# [Stated task]
Below are some records: retype them all exactly, but not the pictures.

# [Available records]
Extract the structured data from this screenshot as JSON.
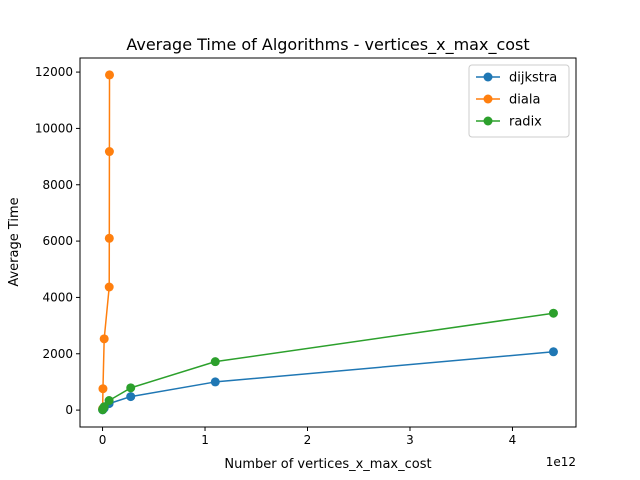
{
  "chart_data": {
    "type": "line",
    "title": "Average Time of Algorithms - vertices_x_max_cost",
    "xlabel": "Number of vertices_x_max_cost",
    "ylabel": "Average Time",
    "x_offset_label": "1e12",
    "x_scale": 1000000000000.0,
    "xlim": [
      -220000000000.0,
      4620000000000.0
    ],
    "ylim": [
      -600,
      12500
    ],
    "x_ticks": [
      0,
      1000000000000.0,
      2000000000000.0,
      3000000000000.0,
      4000000000000.0
    ],
    "x_tick_labels": [
      "0",
      "1",
      "2",
      "3",
      "4"
    ],
    "y_ticks": [
      0,
      2000,
      4000,
      6000,
      8000,
      10000,
      12000
    ],
    "y_tick_labels": [
      "0",
      "2000",
      "4000",
      "6000",
      "8000",
      "10000",
      "12000"
    ],
    "grid": false,
    "legend_position": "top-right",
    "series": [
      {
        "name": "dijkstra",
        "color": "#1f77b4",
        "x": [
          1000000000.0,
          4000000000.0,
          16000000000.0,
          64000000000.0,
          275000000000.0,
          1100000000000.0,
          4400000000000.0
        ],
        "y": [
          10,
          30,
          70,
          230,
          480,
          1000,
          2070
        ]
      },
      {
        "name": "diala",
        "color": "#ff7f0e",
        "x": [
          1000000000.0,
          4000000000.0,
          16000000000.0,
          65000000000.0,
          66000000000.0,
          67000000000.0,
          68000000000.0
        ],
        "y": [
          50,
          760,
          2530,
          4370,
          6100,
          9180,
          11900
        ]
      },
      {
        "name": "radix",
        "color": "#2ca02c",
        "x": [
          1000000000.0,
          4000000000.0,
          16000000000.0,
          64000000000.0,
          275000000000.0,
          1100000000000.0,
          4400000000000.0
        ],
        "y": [
          15,
          50,
          120,
          340,
          790,
          1720,
          3440
        ]
      }
    ]
  }
}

# [Reply to the exercise]
Extract the structured data from this screenshot as JSON.
{
  "chart_data": {
    "type": "line",
    "title": "Average Time of Algorithms - vertices_x_max_cost",
    "xlabel": "Number of vertices_x_max_cost",
    "ylabel": "Average Time",
    "x_offset_label": "1e12",
    "x_scale": 1000000000000.0,
    "xlim": [
      -220000000000.0,
      4620000000000.0
    ],
    "ylim": [
      -600,
      12500
    ],
    "x_ticks": [
      0,
      1000000000000.0,
      2000000000000.0,
      3000000000000.0,
      4000000000000.0
    ],
    "x_tick_labels": [
      "0",
      "1",
      "2",
      "3",
      "4"
    ],
    "y_ticks": [
      0,
      2000,
      4000,
      6000,
      8000,
      10000,
      12000
    ],
    "y_tick_labels": [
      "0",
      "2000",
      "4000",
      "6000",
      "8000",
      "10000",
      "12000"
    ],
    "grid": false,
    "legend_position": "top-right",
    "series": [
      {
        "name": "dijkstra",
        "color": "#1f77b4",
        "x": [
          1000000000.0,
          4000000000.0,
          16000000000.0,
          64000000000.0,
          275000000000.0,
          1100000000000.0,
          4400000000000.0
        ],
        "y": [
          10,
          30,
          70,
          230,
          480,
          1000,
          2070
        ]
      },
      {
        "name": "diala",
        "color": "#ff7f0e",
        "x": [
          1000000000.0,
          4000000000.0,
          16000000000.0,
          65000000000.0,
          66000000000.0,
          67000000000.0,
          68000000000.0
        ],
        "y": [
          50,
          760,
          2530,
          4370,
          6100,
          9180,
          11900
        ]
      },
      {
        "name": "radix",
        "color": "#2ca02c",
        "x": [
          1000000000.0,
          4000000000.0,
          16000000000.0,
          64000000000.0,
          275000000000.0,
          1100000000000.0,
          4400000000000.0
        ],
        "y": [
          15,
          50,
          120,
          340,
          790,
          1720,
          3440
        ]
      }
    ]
  }
}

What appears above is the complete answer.